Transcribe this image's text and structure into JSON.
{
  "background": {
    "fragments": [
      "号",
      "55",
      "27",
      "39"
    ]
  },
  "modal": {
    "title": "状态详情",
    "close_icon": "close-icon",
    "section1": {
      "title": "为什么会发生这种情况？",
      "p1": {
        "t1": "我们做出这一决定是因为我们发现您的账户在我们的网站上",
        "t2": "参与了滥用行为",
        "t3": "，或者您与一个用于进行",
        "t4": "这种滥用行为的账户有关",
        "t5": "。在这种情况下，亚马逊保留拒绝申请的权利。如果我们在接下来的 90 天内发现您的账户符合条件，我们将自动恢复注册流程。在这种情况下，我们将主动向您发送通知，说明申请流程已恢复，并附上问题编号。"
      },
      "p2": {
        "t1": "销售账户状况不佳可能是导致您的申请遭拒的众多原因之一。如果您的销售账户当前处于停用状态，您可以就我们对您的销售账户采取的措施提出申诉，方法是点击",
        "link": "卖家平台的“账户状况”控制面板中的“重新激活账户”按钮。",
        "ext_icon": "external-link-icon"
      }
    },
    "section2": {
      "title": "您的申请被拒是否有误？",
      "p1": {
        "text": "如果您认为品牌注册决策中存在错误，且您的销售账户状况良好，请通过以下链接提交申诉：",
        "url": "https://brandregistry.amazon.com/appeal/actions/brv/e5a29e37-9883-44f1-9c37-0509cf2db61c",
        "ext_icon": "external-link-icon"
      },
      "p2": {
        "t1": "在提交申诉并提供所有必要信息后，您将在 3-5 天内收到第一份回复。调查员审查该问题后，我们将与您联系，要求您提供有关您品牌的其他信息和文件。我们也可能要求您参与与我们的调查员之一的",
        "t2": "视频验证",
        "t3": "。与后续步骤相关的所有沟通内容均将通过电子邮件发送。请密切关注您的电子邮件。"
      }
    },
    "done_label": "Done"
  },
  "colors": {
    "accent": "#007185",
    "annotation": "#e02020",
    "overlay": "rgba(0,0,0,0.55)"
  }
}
========================================================================
_Work to complete_: Each line of the material should be duplicated exactly, please.

_Written answer_:
Transcribe this image's text and structure into JSON.
{
  "background": {
    "fragments": [
      "号",
      "55",
      "27",
      "39"
    ]
  },
  "modal": {
    "title": "状态详情",
    "close_icon": "close-icon",
    "section1": {
      "title": "为什么会发生这种情况？",
      "p1": {
        "t1": "我们做出这一决定是因为我们发现您的账户在我们的网站上",
        "t2": "参与了滥用行为",
        "t3": "，或者您与一个用于进行",
        "t4": "这种滥用行为的账户有关",
        "t5": "。在这种情况下，亚马逊保留拒绝申请的权利。如果我们在接下来的 90 天内发现您的账户符合条件，我们将自动恢复注册流程。在这种情况下，我们将主动向您发送通知，说明申请流程已恢复，并附上问题编号。"
      },
      "p2": {
        "t1": "销售账户状况不佳可能是导致您的申请遭拒的众多原因之一。如果您的销售账户当前处于停用状态，您可以就我们对您的销售账户采取的措施提出申诉，方法是点击",
        "link": "卖家平台的“账户状况”控制面板中的“重新激活账户”按钮。",
        "ext_icon": "external-link-icon"
      }
    },
    "section2": {
      "title": "您的申请被拒是否有误？",
      "p1": {
        "text": "如果您认为品牌注册决策中存在错误，且您的销售账户状况良好，请通过以下链接提交申诉：",
        "url": "https://brandregistry.amazon.com/appeal/actions/brv/e5a29e37-9883-44f1-9c37-0509cf2db61c",
        "ext_icon": "external-link-icon"
      },
      "p2": {
        "t1": "在提交申诉并提供所有必要信息后，您将在 3-5 天内收到第一份回复。调查员审查该问题后，我们将与您联系，要求您提供有关您品牌的其他信息和文件。我们也可能要求您参与与我们的调查员之一的",
        "t2": "视频验证",
        "t3": "。与后续步骤相关的所有沟通内容均将通过电子邮件发送。请密切关注您的电子邮件。"
      }
    },
    "done_label": "Done"
  },
  "colors": {
    "accent": "#007185",
    "annotation": "#e02020",
    "overlay": "rgba(0,0,0,0.55)"
  }
}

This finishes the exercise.